### EXERCISE AIM
Retype all the records with nothing changed.

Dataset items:

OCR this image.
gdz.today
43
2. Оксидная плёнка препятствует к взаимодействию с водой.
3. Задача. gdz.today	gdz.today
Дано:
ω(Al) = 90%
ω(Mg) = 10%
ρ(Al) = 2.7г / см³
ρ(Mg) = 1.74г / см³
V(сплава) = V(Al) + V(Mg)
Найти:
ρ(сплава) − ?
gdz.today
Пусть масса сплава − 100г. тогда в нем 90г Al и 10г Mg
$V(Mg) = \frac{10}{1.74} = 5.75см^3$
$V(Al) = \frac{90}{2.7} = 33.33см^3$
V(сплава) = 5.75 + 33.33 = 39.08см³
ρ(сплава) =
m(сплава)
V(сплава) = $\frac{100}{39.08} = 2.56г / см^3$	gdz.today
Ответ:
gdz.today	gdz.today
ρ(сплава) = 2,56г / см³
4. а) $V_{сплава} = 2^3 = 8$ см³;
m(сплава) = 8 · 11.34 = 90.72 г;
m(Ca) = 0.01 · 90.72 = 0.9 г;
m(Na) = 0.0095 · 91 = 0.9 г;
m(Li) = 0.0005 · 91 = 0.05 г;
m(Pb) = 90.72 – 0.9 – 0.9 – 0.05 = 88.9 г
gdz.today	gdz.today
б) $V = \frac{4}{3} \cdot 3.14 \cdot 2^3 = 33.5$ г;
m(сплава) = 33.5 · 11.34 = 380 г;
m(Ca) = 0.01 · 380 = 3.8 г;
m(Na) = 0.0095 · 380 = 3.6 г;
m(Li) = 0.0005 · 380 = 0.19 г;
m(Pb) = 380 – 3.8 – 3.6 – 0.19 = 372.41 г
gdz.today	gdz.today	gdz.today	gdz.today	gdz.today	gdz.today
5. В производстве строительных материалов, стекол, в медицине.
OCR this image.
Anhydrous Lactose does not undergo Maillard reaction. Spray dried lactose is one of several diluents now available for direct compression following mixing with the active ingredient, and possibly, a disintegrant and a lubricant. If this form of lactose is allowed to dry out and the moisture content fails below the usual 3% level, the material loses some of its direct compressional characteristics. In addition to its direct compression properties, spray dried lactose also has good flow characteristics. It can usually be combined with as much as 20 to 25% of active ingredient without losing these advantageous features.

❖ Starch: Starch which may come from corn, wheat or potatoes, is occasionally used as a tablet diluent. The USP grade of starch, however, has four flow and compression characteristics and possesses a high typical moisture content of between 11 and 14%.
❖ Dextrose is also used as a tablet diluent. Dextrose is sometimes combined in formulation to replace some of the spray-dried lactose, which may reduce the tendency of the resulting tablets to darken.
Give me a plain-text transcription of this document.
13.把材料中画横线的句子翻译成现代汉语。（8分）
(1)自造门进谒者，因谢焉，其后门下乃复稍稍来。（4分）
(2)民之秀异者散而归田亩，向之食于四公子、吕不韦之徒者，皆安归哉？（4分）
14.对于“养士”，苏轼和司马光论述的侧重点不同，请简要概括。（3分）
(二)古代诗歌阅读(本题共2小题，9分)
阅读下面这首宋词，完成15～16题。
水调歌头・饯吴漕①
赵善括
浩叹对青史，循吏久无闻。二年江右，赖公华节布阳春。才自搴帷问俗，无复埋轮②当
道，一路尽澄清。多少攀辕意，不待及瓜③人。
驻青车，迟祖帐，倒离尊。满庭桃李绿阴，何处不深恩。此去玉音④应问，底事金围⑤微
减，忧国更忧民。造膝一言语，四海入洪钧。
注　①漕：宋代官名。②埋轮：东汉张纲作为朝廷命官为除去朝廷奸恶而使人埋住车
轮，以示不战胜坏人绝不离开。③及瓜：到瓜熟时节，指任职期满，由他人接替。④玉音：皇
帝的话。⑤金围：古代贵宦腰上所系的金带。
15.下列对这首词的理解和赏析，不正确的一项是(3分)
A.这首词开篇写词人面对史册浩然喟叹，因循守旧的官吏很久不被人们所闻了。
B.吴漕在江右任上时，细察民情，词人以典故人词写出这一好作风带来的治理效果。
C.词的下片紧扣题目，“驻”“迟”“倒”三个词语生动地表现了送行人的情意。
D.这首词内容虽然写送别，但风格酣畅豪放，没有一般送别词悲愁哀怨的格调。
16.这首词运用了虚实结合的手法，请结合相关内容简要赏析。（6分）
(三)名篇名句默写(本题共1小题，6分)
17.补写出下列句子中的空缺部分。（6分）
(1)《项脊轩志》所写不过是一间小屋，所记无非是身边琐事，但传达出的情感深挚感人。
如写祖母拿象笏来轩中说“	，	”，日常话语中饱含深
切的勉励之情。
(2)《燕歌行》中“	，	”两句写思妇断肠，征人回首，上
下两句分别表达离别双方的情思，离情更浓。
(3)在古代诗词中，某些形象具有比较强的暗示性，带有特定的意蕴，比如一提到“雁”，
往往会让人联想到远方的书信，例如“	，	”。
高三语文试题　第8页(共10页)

### OUTPUT
OCR this image.
gdz.today
43
2. Оксидная плёнка препятствует к взаимодействию с водой.
3. Задача. gdz.today	gdz.today
Дано:
ω(Al) = 90%
ω(Mg) = 10%
ρ(Al) = 2.7г / см³
ρ(Mg) = 1.74г / см³
V(сплава) = V(Al) + V(Mg)
Найти:
ρ(сплава) − ?
gdz.today
Пусть масса сплава − 100г. тогда в нем 90г Al и 10г Mg
$V(Mg) = \frac{10}{1.74} = 5.75см^3$
$V(Al) = \frac{90}{2.7} = 33.33см^3$
V(сплава) = 5.75 + 33.33 = 39.08см³
ρ(сплава) =
m(сплава)
V(сплава) = $\frac{100}{39.08} = 2.56г / см^3$	gdz.today
Ответ:
gdz.today	gdz.today
ρ(сплава) = 2,56г / см³
4. а) $V_{сплава} = 2^3 = 8$ см³;
m(сплава) = 8 · 11.34 = 90.72 г;
m(Ca) = 0.01 · 90.72 = 0.9 г;
m(Na) = 0.0095 · 91 = 0.9 г;
m(Li) = 0.0005 · 91 = 0.05 г;
m(Pb) = 90.72 – 0.9 – 0.9 – 0.05 = 88.9 г
gdz.today	gdz.today
б) $V = \frac{4}{3} \cdot 3.14 \cdot 2^3 = 33.5$ г;
m(сплава) = 33.5 · 11.34 = 380 г;
m(Ca) = 0.01 · 380 = 3.8 г;
m(Na) = 0.0095 · 380 = 3.6 г;
m(Li) = 0.0005 · 380 = 0.19 г;
m(Pb) = 380 – 3.8 – 3.6 – 0.19 = 372.41 г
gdz.today	gdz.today	gdz.today	gdz.today	gdz.today	gdz.today
5. В производстве строительных материалов, стекол, в медицине.
OCR this image.
Anhydrous Lactose does not undergo Maillard reaction. Spray dried lactose is one of several diluents now available for direct compression following mixing with the active ingredient, and possibly, a disintegrant and a lubricant. If this form of lactose is allowed to dry out and the moisture content fails below the usual 3% level, the material loses some of its direct compressional characteristics. In addition to its direct compression properties, spray dried lactose also has good flow characteristics. It can usually be combined with as much as 20 to 25% of active ingredient without losing these advantageous features.

❖ Starch: Starch which may come from corn, wheat or potatoes, is occasionally used as a tablet diluent. The USP grade of starch, however, has four flow and compression characteristics and possesses a high typical moisture content of between 11 and 14%.
❖ Dextrose is also used as a tablet diluent. Dextrose is sometimes combined in formulation to replace some of the spray-dried lactose, which may reduce the tendency of the resulting tablets to darken.
Give me a plain-text transcription of this document.
13.把材料中画横线的句子翻译成现代汉语。（8分）
(1)自造门进谒者，因谢焉，其后门下乃复稍稍来。（4分）
(2)民之秀异者散而归田亩，向之食于四公子、吕不韦之徒者，皆安归哉？（4分）
14.对于“养士”，苏轼和司马光论述的侧重点不同，请简要概括。（3分）
(二)古代诗歌阅读(本题共2小题，9分)
阅读下面这首宋词，完成15～16题。
水调歌头・饯吴漕①
赵善括
浩叹对青史，循吏久无闻。二年江右，赖公华节布阳春。才自搴帷问俗，无复埋轮②当
道，一路尽澄清。多少攀辕意，不待及瓜③人。
驻青车，迟祖帐，倒离尊。满庭桃李绿阴，何处不深恩。此去玉音④应问，底事金围⑤微
减，忧国更忧民。造膝一言语，四海入洪钧。
注　①漕：宋代官名。②埋轮：东汉张纲作为朝廷命官为除去朝廷奸恶而使人埋住车
轮，以示不战胜坏人绝不离开。③及瓜：到瓜熟时节，指任职期满，由他人接替。④玉音：皇
帝的话。⑤金围：古代贵宦腰上所系的金带。
15.下列对这首词的理解和赏析，不正确的一项是(3分)
A.这首词开篇写词人面对史册浩然喟叹，因循守旧的官吏很久不被人们所闻了。
B.吴漕在江右任上时，细察民情，词人以典故人词写出这一好作风带来的治理效果。
C.词的下片紧扣题目，“驻”“迟”“倒”三个词语生动地表现了送行人的情意。
D.这首词内容虽然写送别，但风格酣畅豪放，没有一般送别词悲愁哀怨的格调。
16.这首词运用了虚实结合的手法，请结合相关内容简要赏析。（6分）
(三)名篇名句默写(本题共1小题，6分)
17.补写出下列句子中的空缺部分。（6分）
(1)《项脊轩志》所写不过是一间小屋，所记无非是身边琐事，但传达出的情感深挚感人。
如写祖母拿象笏来轩中说“	，	”，日常话语中饱含深
切的勉励之情。
(2)《燕歌行》中“	，	”两句写思妇断肠，征人回首，上
下两句分别表达离别双方的情思，离情更浓。
(3)在古代诗词中，某些形象具有比较强的暗示性，带有特定的意蕴，比如一提到“雁”，
往往会让人联想到远方的书信，例如“	，	”。
高三语文试题　第8页(共10页)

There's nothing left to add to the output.